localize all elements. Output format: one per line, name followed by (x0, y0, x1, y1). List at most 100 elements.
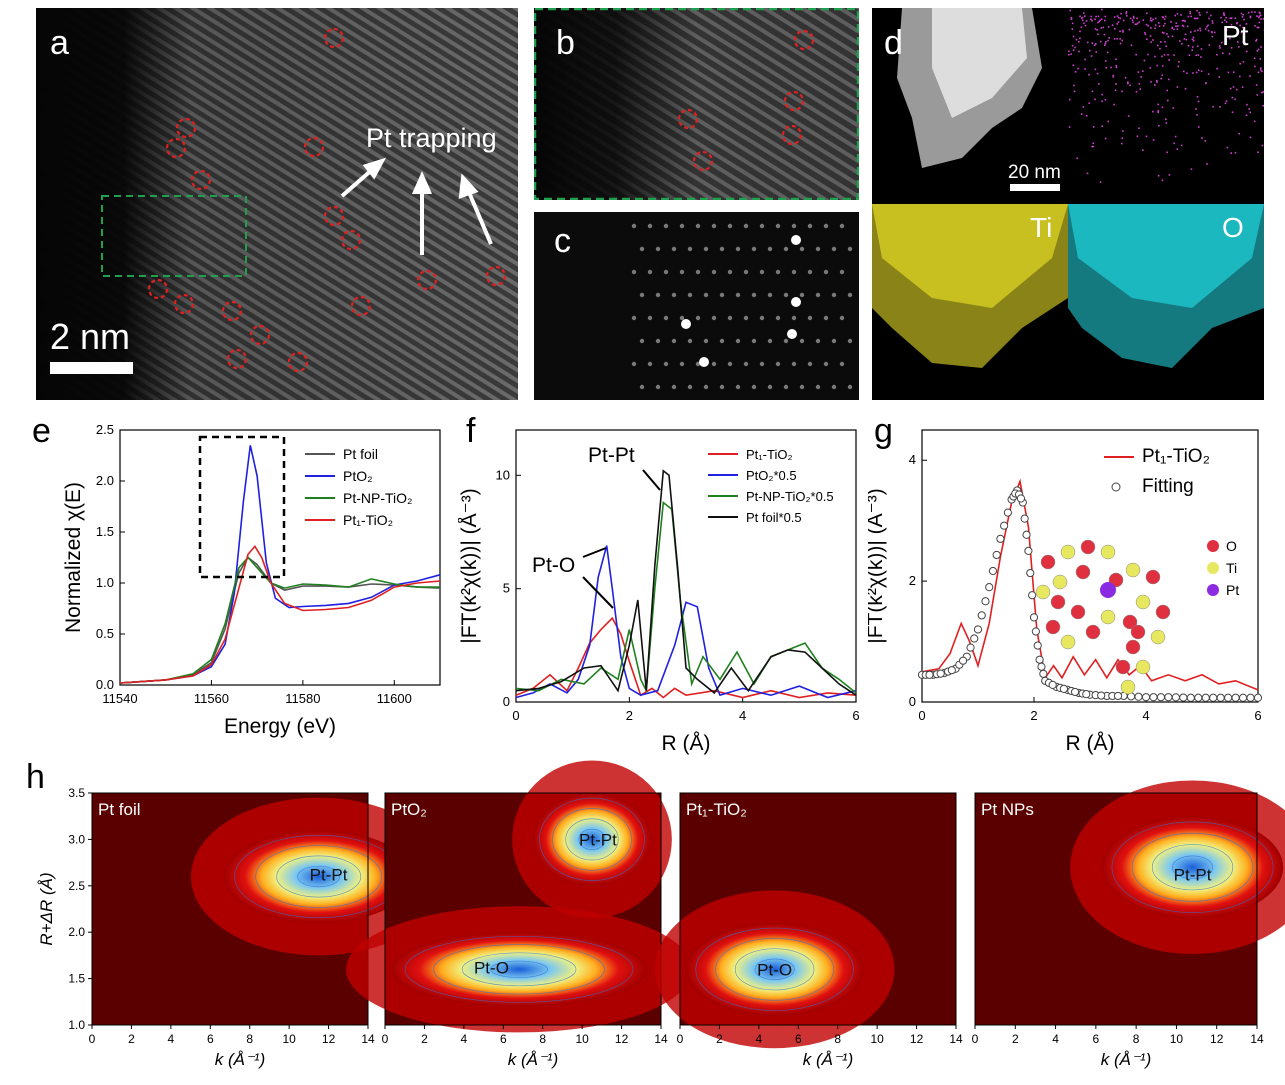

==

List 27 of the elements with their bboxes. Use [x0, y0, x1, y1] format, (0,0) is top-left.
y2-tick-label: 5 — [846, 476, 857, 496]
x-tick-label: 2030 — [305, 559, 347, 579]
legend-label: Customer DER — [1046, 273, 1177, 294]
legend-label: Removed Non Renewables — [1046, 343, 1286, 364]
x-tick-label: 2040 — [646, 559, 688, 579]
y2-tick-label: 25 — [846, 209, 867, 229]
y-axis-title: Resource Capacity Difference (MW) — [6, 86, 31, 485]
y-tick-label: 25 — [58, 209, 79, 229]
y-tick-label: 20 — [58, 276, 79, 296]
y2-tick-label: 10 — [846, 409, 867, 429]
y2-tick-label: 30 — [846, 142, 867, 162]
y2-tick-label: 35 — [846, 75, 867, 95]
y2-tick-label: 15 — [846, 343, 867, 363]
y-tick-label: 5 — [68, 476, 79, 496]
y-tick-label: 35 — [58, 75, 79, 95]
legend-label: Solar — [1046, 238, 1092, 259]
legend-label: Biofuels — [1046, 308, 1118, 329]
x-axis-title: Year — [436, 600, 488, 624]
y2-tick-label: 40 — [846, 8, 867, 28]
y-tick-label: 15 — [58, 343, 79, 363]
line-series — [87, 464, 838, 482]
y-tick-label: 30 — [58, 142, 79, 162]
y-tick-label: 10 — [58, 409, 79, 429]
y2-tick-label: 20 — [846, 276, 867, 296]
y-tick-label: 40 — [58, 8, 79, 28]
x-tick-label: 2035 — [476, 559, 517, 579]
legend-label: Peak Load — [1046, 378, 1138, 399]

==

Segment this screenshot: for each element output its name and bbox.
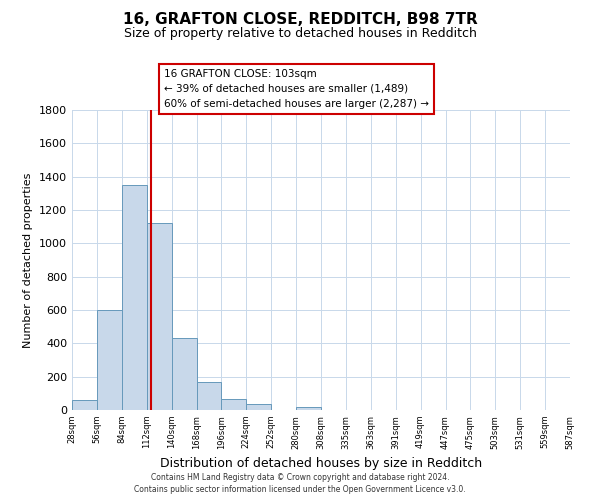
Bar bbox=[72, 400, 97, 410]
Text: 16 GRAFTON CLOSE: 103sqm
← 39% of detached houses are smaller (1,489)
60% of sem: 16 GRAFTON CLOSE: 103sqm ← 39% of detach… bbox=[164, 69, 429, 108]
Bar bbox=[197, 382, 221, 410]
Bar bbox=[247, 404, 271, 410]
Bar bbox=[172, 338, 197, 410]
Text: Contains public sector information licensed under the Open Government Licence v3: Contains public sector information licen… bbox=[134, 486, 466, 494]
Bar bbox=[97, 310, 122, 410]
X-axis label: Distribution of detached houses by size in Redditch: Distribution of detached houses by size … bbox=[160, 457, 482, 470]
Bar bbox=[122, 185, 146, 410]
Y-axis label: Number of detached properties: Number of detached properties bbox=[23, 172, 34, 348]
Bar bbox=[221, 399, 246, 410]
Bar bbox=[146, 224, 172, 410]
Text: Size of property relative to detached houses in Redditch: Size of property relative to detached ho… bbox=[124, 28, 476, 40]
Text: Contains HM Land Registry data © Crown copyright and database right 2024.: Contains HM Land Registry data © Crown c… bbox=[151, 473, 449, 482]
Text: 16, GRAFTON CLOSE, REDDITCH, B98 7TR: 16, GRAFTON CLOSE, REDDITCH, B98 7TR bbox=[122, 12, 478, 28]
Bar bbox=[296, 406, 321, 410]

> Instruction
Copy the material from the line containing "List 27 of the" through the line containing "legend-label: Customer DER", swapping "bboxes" for "bounding boxes" and keeping everything else the same.

> Exercise response
List 27 of the elements with their bounding boxes. Use [x0, y0, x1, y1] format, (0,0) is top-left.
y2-tick-label: 5 — [846, 476, 857, 496]
x-tick-label: 2030 — [305, 559, 347, 579]
legend-label: Customer DER — [1046, 273, 1177, 294]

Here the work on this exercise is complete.